*REQUIREMENT:*
Spot each line in the records below where the word "Convert" occurs, then copy it.

## Begin EXTRACTED MATERIAL

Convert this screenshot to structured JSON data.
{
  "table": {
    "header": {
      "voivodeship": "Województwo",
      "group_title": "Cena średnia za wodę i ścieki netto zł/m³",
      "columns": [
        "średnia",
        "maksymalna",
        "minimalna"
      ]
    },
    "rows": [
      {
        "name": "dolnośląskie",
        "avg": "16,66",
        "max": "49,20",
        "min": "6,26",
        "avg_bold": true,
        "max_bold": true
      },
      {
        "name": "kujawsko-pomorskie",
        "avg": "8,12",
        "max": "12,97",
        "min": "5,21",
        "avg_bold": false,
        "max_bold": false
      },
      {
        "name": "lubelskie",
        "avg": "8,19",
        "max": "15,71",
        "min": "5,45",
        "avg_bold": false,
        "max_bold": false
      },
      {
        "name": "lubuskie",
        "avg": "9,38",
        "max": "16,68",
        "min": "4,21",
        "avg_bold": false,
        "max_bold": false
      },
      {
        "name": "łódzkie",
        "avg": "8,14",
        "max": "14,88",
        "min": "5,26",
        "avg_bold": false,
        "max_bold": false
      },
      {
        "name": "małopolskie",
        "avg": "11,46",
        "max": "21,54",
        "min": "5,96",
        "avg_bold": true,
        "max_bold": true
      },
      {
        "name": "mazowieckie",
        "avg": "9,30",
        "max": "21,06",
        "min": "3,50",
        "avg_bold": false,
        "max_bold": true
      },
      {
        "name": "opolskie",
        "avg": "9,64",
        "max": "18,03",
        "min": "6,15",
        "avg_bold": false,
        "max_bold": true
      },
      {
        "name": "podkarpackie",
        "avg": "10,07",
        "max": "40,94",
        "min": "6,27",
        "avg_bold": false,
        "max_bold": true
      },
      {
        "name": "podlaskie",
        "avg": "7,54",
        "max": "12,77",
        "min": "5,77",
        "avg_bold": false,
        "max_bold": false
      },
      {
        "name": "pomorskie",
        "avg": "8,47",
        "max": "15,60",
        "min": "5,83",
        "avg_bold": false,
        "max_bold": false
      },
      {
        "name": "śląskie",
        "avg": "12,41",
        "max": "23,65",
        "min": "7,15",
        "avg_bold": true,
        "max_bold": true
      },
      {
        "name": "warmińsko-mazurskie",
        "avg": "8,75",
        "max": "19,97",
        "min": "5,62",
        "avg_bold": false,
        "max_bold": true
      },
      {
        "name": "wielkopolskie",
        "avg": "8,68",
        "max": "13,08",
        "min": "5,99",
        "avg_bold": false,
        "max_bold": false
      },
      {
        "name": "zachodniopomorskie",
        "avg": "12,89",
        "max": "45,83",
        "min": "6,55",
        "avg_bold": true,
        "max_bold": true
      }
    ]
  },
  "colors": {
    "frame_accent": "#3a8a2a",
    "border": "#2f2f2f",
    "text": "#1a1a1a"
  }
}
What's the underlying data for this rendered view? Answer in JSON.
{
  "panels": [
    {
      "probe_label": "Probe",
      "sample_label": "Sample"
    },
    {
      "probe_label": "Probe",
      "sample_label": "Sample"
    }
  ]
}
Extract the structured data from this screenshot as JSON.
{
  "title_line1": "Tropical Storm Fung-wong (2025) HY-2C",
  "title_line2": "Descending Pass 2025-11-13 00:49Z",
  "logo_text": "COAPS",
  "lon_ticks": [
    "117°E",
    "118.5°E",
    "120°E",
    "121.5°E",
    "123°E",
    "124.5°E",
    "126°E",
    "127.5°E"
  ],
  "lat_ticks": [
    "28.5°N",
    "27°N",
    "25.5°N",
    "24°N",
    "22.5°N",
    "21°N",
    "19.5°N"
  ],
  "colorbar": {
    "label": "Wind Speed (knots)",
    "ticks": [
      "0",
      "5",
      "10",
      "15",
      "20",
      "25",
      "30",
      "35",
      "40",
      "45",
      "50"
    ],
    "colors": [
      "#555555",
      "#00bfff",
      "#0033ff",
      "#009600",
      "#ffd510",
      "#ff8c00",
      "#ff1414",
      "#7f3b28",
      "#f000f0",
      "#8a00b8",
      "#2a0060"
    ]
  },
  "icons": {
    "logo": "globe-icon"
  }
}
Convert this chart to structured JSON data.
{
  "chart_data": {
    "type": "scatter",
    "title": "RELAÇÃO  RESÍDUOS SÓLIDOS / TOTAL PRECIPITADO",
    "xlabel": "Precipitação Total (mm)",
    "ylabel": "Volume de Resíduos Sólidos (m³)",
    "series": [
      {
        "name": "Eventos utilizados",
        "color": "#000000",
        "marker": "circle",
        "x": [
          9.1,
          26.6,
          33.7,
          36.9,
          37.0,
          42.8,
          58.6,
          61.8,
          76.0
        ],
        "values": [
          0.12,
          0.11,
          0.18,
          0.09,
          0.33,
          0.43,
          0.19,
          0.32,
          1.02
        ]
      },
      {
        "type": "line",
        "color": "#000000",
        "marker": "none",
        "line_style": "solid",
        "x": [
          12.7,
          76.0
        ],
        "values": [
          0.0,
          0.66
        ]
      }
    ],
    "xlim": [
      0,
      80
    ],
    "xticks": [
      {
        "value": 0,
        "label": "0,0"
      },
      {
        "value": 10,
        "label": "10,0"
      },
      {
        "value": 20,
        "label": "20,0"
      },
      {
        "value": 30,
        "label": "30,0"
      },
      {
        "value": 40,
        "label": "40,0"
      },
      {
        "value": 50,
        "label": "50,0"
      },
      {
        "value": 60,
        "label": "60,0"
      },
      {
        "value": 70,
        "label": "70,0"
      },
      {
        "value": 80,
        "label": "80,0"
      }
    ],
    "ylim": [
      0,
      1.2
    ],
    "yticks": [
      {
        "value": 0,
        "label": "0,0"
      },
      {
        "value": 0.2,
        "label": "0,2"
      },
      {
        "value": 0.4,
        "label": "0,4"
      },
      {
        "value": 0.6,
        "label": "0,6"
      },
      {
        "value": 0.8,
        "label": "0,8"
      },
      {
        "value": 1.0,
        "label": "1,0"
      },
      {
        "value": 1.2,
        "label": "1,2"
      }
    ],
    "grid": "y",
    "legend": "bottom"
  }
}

## End EXTRACTED MATERIAL

*REPLY TO THE EXERCISE:*
Convert this screenshot to structured JSON data.
Convert this chart to structured JSON data.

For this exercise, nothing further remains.